_Brief 1:_ According to the passage on designing the rule learner, on what date was the design document submitted?
_Brief 2:_ Pick up the passage on designing the rule learner and carry it on from its final line.

_Passage:_
##############################
Designing the rule learner was the most challenging task to me. I read many documents [3-5] on existing rule learners, existing rule induction algorithms, data mining techniques etc.  After considerable amount of literature survey I came up with the architecture for the statistical rule learner using data mining techniques, which will be altered and improved as it requires. Chamilka reviewed it and made few suggestions.

We were successfully managed to submit the design document on 3rd of December.
  

[1] “Google sets labs,” [Online]. Available: http://labs.google.com/sets
[2] “XGoogle,” [Online]. Available: http://www.catonmat.net/blog/python-library-for-google-sets
[3] K. Mhashilkar. “Data Mining Technology,” [Online]. Available: http://www.executionmih.com/data-mining/technology-architecture-application-frontend.php
[4] J. Grzymala-Busse, “Three strategies to rule induction from data with numerical attributes,” presented at the International Workshop on Rough Sets in Knowledge Discovery (RSKD 2003), associated with the European Joint Conferences on Theory and Practice of Software 2003, Warsaw, Poland, April 5–13, 2003.
##############################
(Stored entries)
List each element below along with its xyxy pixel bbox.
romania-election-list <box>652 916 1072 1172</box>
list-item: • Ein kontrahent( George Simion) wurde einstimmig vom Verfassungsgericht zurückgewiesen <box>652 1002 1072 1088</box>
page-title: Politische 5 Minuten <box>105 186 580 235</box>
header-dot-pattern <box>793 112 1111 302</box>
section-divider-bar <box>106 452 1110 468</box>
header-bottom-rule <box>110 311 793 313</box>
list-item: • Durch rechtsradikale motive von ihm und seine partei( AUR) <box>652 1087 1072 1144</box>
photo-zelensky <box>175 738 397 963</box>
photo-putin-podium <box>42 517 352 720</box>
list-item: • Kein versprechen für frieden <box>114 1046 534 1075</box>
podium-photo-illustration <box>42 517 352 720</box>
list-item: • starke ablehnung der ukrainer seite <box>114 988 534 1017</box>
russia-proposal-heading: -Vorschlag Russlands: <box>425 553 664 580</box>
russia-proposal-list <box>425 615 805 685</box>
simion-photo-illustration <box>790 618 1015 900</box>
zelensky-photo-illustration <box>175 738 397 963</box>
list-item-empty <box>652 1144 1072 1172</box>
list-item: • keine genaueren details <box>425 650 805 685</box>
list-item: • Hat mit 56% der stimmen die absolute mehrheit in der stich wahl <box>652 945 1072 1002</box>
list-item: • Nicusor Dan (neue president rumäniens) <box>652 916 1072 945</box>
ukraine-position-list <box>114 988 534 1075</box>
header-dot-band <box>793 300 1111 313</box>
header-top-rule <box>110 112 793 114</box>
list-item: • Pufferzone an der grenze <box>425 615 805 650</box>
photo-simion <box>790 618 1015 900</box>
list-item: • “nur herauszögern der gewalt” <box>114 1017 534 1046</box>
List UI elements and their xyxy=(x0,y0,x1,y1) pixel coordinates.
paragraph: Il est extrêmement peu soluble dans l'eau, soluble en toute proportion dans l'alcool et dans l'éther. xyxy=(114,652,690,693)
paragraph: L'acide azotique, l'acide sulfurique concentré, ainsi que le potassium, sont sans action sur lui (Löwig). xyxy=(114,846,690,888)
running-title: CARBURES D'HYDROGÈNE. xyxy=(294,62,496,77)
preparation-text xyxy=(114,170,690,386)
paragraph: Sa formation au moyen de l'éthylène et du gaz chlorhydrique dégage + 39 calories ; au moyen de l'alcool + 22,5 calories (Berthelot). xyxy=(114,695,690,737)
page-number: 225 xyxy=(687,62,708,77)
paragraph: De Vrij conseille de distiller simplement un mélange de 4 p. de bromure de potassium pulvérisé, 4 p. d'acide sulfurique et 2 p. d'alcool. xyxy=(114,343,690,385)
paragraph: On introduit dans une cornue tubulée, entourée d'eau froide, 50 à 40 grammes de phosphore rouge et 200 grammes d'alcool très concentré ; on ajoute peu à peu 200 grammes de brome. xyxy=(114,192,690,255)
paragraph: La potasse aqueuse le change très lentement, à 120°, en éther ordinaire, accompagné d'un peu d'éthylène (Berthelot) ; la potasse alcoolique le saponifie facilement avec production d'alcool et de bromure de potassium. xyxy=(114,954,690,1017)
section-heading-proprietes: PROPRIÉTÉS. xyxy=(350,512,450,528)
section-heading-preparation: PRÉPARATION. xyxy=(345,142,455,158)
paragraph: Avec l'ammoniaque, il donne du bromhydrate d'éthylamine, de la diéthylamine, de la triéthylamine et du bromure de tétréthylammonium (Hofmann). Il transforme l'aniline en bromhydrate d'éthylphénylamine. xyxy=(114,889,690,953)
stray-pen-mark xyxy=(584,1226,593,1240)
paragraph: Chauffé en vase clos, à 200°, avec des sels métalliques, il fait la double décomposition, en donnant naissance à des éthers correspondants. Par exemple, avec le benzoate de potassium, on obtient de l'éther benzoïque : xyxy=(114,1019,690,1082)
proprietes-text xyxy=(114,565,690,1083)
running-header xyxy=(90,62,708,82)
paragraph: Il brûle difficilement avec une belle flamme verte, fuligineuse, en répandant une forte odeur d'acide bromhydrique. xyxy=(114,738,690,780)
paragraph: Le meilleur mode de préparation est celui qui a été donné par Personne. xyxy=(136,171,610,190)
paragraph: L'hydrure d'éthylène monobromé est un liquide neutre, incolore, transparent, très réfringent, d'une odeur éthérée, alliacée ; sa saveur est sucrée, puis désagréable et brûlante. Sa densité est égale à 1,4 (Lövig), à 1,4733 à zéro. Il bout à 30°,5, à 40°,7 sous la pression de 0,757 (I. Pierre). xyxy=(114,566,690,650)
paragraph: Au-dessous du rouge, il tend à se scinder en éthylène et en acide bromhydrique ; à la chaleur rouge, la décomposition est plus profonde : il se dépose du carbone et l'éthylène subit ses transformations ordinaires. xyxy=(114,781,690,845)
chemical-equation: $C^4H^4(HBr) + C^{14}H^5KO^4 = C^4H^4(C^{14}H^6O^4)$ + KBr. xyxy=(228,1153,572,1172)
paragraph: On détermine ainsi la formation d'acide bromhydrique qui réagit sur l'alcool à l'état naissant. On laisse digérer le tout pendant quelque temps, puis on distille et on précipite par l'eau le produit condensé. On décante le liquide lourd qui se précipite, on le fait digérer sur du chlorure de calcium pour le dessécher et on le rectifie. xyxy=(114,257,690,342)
##############################
_Response 1:_ 3rd of December

_Response 2:_
[5] “Rule Learner,” [Online]. Available: http://openrules.com/RuleLearner.htm

Work done in the period of 6th to 19th of November

During this period my main task was to integrate the converted Drools Rules to the RelEx source code. For that first I just created a Drools State-full Knowledge session which creates the Knowledge Base based on the converted Drools Rules file. At the first debugging time, I got hell of errors, which is some what expected since we had not done any debugging of created Drools rules before that moment. So I started to look into each and every error thrown. Few errors among hundreds of errors are noted below.

Import statement was missing from the drools rules file: I altered the RuleConverter code such that it adds that.
There were lot of typos found in the RelEx2Frame hand written rule file, which mislead our RuleConverter to generate malformed rules: I debugged and edited the hand written rule file as needed.
Once I made the Drools to create the KnowledgeBase successfully, I started to debug the methods used inside the Drools rules which were implemented by Danaja and Nisansa. They didn't have a way to debug there method earlier, so we expected few bugs from those methods. I found few bugs in one of the methods (which is the tricky method), and successfully fixed those bugs, and got the rules to work.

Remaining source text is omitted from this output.